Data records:
[Start]
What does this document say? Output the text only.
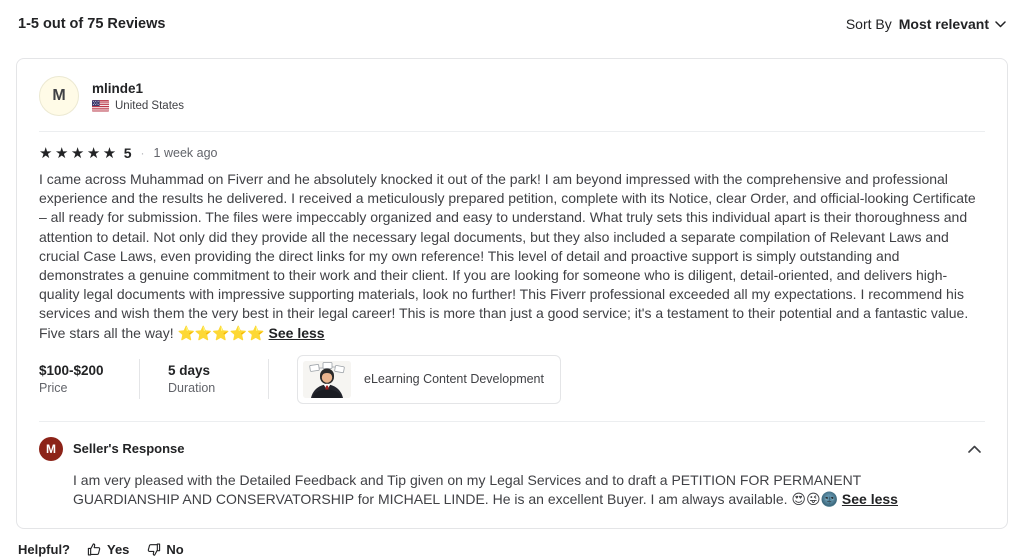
1-5 out of 75 Reviews	Sort By Most relevant
M mlinde1
United States
★★★★★ 5 · 1 week ago
I came across Muhammad on Fiverr and he absolutely knocked it out of the park! I am beyond impressed with the comprehensive and professional experience and the results he delivered. I received a meticulously prepared petition, complete with its Notice, clear Order, and official-looking Certificate – all ready for submission. The files were impeccably organized and easy to understand. What truly sets this individual apart is their thoroughness and attention to detail. Not only did they provide all the necessary legal documents, but they also included a separate compilation of Relevant Laws and crucial Case Laws, even providing the direct links for my own reference! This level of detail and proactive support is simply outstanding and demonstrates a genuine commitment to their work and their client. If you are looking for someone who is diligent, detail-oriented, and delivers high-quality legal documents with impressive supporting materials, look no further! This Fiverr professional exceeded all my expectations. I recommend his services and wish them the very best in their legal career! This is more than just a good service; it's a testament to their potential and a fantastic value. Five stars all the way! ⭐⭐⭐⭐⭐ See less
$100-$200
Price
5 days
Duration
eLearning Content Development
M Seller's Response
I am very pleased with the Detailed Feedback and Tip given on my Legal Services and to draft a PETITION FOR PERMANENT GUARDIANSHIP AND CONSERVATORSHIP for MICHAEL LINDE. He is an excellent Buyer. I am always available. 😍😜🌚 See less
Helpful?	Yes	No
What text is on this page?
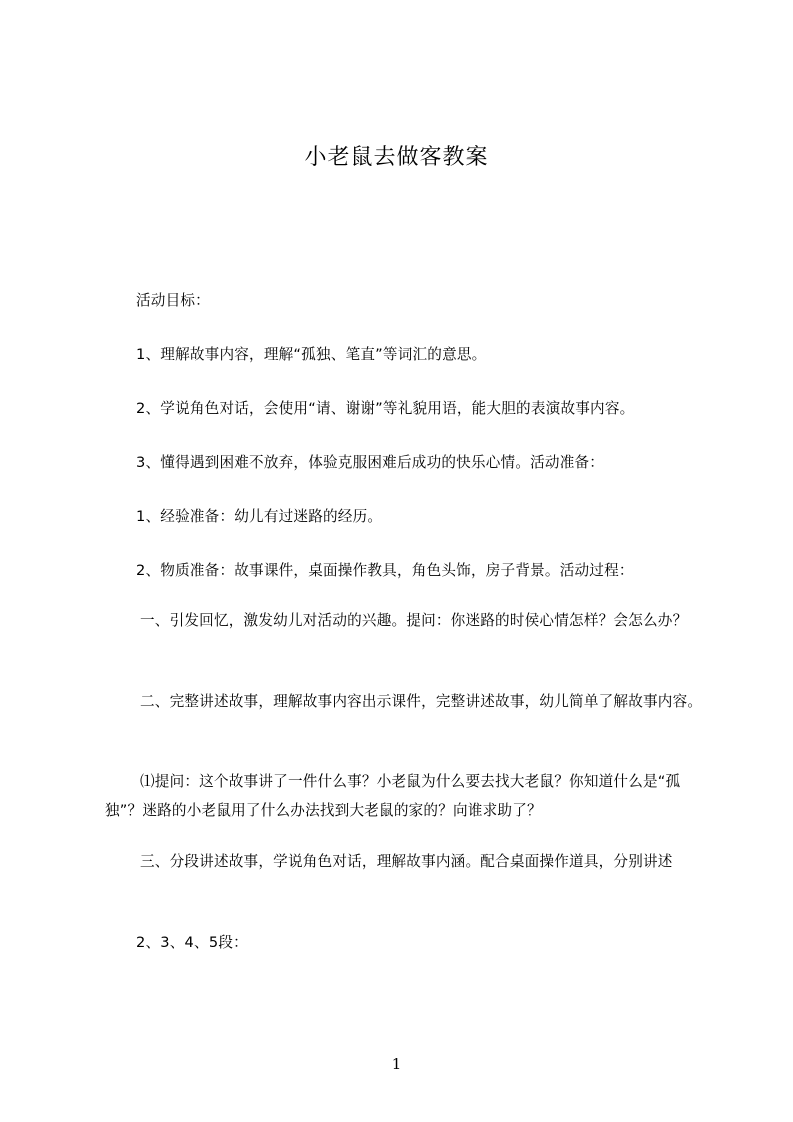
小老鼠去做客教案

活动目标：

1、理解故事内容，理解“孤独、笔直”等词汇的意思。

2、学说角色对话，会使用“请、谢谢”等礼貌用语，能大胆的表演故事内容。

3、懂得遇到困难不放弃，体验克服困难后成功的快乐心情。活动准备：

1、经验准备：幼儿有过迷路的经历。

2、物质准备：故事课件，桌面操作教具，角色头饰，房子背景。活动过程：

一、引发回忆，激发幼儿对活动的兴趣。提问：你迷路的时侯心情怎样？会怎么办？

二、完整讲述故事，理解故事内容出示课件，完整讲述故事，幼儿简单了解故事内容。

⑴提问：这个故事讲了一件什么事？小老鼠为什么要去找大老鼠？你知道什么是“孤独”？迷路的小老鼠用了什么办法找到大老鼠的家的？向谁求助了？

三、分段讲述故事，学说角色对话，理解故事内涵。配合桌面操作道具，分别讲述

2、3、4、5段：

1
[End]
EXERCISE GOAL →
Would you set down the listing exactly, omitting pictures?

RESULT →
What does this document say? Output the text only.
1-5 out of 75 Reviews	Sort By Most relevant
M mlinde1
United States
★★★★★ 5 · 1 week ago
I came across Muhammad on Fiverr and he absolutely knocked it out of the park! I am beyond impressed with the comprehensive and professional experience and the results he delivered. I received a meticulously prepared petition, complete with its Notice, clear Order, and official-looking Certificate – all ready for submission. The files were impeccably organized and easy to understand. What truly sets this individual apart is their thoroughness and attention to detail. Not only did they provide all the necessary legal documents, but they also included a separate compilation of Relevant Laws and crucial Case Laws, even providing the direct links for my own reference! This level of detail and proactive support is simply outstanding and demonstrates a genuine commitment to their work and their client. If you are looking for someone who is diligent, detail-oriented, and delivers high-quality legal documents with impressive supporting materials, look no further! This Fiverr professional exceeded all my expectations. I recommend his services and wish them the very best in their legal career! This is more than just a good service; it's a testament to their potential and a fantastic value. Five stars all the way! ⭐⭐⭐⭐⭐ See less
$100-$200
Price
5 days
Duration
eLearning Content Development
M Seller's Response
I am very pleased with the Detailed Feedback and Tip given on my Legal Services and to draft a PETITION FOR PERMANENT GUARDIANSHIP AND CONSERVATORSHIP for MICHAEL LINDE. He is an excellent Buyer. I am always available. 😍😜🌚 See less
Helpful?	Yes	No
What text is on this page?
小老鼠去做客教案

活动目标：

1、理解故事内容，理解“孤独、笔直”等词汇的意思。

2、学说角色对话，会使用“请、谢谢”等礼貌用语，能大胆的表演故事内容。

3、懂得遇到困难不放弃，体验克服困难后成功的快乐心情。活动准备：

1、经验准备：幼儿有过迷路的经历。

2、物质准备：故事课件，桌面操作教具，角色头饰，房子背景。活动过程：

一、引发回忆，激发幼儿对活动的兴趣。提问：你迷路的时侯心情怎样？会怎么办？

二、完整讲述故事，理解故事内容出示课件，完整讲述故事，幼儿简单了解故事内容。

⑴提问：这个故事讲了一件什么事？小老鼠为什么要去找大老鼠？你知道什么是“孤独”？迷路的小老鼠用了什么办法找到大老鼠的家的？向谁求助了？

三、分段讲述故事，学说角色对话，理解故事内涵。配合桌面操作道具，分别讲述

2、3、4、5段：

1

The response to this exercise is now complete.